Task statement – Copy out each line that has "JSON" in it.

[BEGIN]

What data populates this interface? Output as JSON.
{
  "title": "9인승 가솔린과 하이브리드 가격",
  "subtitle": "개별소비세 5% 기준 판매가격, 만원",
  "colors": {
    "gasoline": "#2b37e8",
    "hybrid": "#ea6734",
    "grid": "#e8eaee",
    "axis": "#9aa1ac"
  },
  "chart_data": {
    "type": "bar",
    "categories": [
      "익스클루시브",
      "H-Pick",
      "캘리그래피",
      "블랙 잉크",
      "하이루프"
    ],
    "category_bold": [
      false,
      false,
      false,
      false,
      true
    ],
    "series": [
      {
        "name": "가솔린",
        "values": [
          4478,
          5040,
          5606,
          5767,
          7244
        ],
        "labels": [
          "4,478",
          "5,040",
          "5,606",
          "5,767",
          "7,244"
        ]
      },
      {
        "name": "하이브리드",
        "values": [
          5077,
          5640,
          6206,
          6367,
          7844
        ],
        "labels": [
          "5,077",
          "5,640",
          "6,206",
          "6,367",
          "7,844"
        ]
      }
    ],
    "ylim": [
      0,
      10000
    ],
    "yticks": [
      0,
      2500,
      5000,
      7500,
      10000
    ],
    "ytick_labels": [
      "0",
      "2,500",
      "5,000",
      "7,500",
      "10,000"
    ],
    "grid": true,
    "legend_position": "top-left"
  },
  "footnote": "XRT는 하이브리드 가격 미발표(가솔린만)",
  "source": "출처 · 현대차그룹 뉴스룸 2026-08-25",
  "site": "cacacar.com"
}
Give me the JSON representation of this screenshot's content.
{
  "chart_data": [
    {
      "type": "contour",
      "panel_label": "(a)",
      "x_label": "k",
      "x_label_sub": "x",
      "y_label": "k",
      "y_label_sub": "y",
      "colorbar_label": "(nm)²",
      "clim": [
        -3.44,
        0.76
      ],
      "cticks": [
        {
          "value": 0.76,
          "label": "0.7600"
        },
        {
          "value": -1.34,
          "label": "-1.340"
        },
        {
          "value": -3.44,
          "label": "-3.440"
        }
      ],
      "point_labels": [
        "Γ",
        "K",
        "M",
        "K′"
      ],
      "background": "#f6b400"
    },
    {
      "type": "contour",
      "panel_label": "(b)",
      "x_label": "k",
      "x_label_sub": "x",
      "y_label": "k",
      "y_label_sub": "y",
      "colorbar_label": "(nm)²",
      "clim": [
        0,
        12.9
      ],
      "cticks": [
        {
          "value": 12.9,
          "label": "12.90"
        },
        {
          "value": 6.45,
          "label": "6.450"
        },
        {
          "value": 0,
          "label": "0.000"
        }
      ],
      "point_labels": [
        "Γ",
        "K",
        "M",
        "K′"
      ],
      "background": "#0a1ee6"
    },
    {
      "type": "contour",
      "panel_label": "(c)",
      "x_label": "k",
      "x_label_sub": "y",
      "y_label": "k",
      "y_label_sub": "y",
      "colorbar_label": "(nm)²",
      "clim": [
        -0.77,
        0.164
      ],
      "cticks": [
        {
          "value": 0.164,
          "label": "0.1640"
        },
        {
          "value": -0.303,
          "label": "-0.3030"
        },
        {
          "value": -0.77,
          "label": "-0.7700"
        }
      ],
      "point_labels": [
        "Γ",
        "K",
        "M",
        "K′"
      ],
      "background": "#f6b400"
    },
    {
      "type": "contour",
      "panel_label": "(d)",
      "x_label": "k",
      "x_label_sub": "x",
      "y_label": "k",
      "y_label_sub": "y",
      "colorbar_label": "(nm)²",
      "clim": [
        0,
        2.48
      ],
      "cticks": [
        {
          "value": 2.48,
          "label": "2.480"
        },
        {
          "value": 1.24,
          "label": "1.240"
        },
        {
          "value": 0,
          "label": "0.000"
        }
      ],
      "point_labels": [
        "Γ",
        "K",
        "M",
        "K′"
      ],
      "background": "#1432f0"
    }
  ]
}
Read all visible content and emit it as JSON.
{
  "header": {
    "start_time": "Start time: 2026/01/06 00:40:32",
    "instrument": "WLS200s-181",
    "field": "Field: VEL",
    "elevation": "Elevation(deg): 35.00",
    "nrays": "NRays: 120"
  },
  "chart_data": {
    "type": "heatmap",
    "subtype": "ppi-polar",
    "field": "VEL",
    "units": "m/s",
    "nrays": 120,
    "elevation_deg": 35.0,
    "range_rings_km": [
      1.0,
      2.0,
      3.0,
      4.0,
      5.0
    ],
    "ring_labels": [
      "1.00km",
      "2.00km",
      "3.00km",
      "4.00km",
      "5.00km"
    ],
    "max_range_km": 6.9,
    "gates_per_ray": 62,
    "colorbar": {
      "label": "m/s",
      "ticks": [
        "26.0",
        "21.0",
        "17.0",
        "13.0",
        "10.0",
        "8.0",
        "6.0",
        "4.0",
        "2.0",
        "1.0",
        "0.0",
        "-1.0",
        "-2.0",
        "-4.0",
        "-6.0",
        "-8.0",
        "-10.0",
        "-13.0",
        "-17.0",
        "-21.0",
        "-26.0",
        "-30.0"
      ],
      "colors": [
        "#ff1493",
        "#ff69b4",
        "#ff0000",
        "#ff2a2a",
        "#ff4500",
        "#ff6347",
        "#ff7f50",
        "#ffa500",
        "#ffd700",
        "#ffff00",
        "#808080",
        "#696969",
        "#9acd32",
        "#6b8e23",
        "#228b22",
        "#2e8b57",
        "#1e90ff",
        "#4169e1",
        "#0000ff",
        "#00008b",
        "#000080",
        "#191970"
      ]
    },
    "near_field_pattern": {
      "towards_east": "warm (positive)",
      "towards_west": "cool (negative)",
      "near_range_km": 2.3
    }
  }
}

[END]

Reply to the task –
What data populates this interface? Output as JSON.
Give me the JSON representation of this screenshot's content.
Read all visible content and emit it as JSON.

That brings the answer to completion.